▶ Task requirements: Locate every line below that contains the word "buts" and copy it.

##### Material for this exercise #####

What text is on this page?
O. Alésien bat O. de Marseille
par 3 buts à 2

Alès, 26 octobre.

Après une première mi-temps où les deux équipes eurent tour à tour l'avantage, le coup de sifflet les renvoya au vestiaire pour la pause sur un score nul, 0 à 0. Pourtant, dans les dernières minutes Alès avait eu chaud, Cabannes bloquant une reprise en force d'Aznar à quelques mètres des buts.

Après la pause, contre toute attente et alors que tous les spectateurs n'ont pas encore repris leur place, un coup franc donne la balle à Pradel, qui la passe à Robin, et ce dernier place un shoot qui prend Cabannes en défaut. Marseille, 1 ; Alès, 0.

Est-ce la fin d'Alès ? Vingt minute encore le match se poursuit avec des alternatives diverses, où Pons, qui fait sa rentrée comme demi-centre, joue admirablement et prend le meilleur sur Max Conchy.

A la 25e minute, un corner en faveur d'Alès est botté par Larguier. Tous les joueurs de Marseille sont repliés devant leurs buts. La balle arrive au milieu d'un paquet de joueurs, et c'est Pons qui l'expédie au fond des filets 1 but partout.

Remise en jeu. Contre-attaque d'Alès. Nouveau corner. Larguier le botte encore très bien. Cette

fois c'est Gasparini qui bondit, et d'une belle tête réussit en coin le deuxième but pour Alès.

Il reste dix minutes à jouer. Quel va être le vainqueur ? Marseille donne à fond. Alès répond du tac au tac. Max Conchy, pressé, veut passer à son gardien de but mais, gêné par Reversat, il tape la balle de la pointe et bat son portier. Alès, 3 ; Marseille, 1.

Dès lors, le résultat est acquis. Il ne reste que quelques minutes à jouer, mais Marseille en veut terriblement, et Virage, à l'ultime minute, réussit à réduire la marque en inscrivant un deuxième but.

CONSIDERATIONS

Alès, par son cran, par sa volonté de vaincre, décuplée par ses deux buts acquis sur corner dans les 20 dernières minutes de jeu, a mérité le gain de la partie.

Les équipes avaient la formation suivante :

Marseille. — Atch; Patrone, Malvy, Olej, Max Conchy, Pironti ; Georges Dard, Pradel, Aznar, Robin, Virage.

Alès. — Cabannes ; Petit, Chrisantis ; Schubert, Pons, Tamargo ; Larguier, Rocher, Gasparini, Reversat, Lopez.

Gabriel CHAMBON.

#####

▶ Answer in full:
par 3 buts à 2
Après une première mi-temps où les deux équipes eurent tour à tour l'avantage, le coup de sifflet les renvoya au vestiaire pour la pause sur un score nul, 0 à 0. Pourtant, dans les dernières minutes Alès avait eu chaud, Cabannes bloquant une reprise en force d'Aznar à quelques mètres des buts.
A la 25e minute, un corner en faveur d'Alès est botté par Larguier. Tous les joueurs de Marseille sont repliés devant leurs buts. La balle arrive au milieu d'un paquet de joueurs, et c'est Pons qui l'expédie au fond des filets 1 but partout.
Alès, par son cran, par sa volonté de vaincre, décuplée par ses deux buts acquis sur corner dans les 20 dernières minutes de jeu, a mérité le gain de la partie.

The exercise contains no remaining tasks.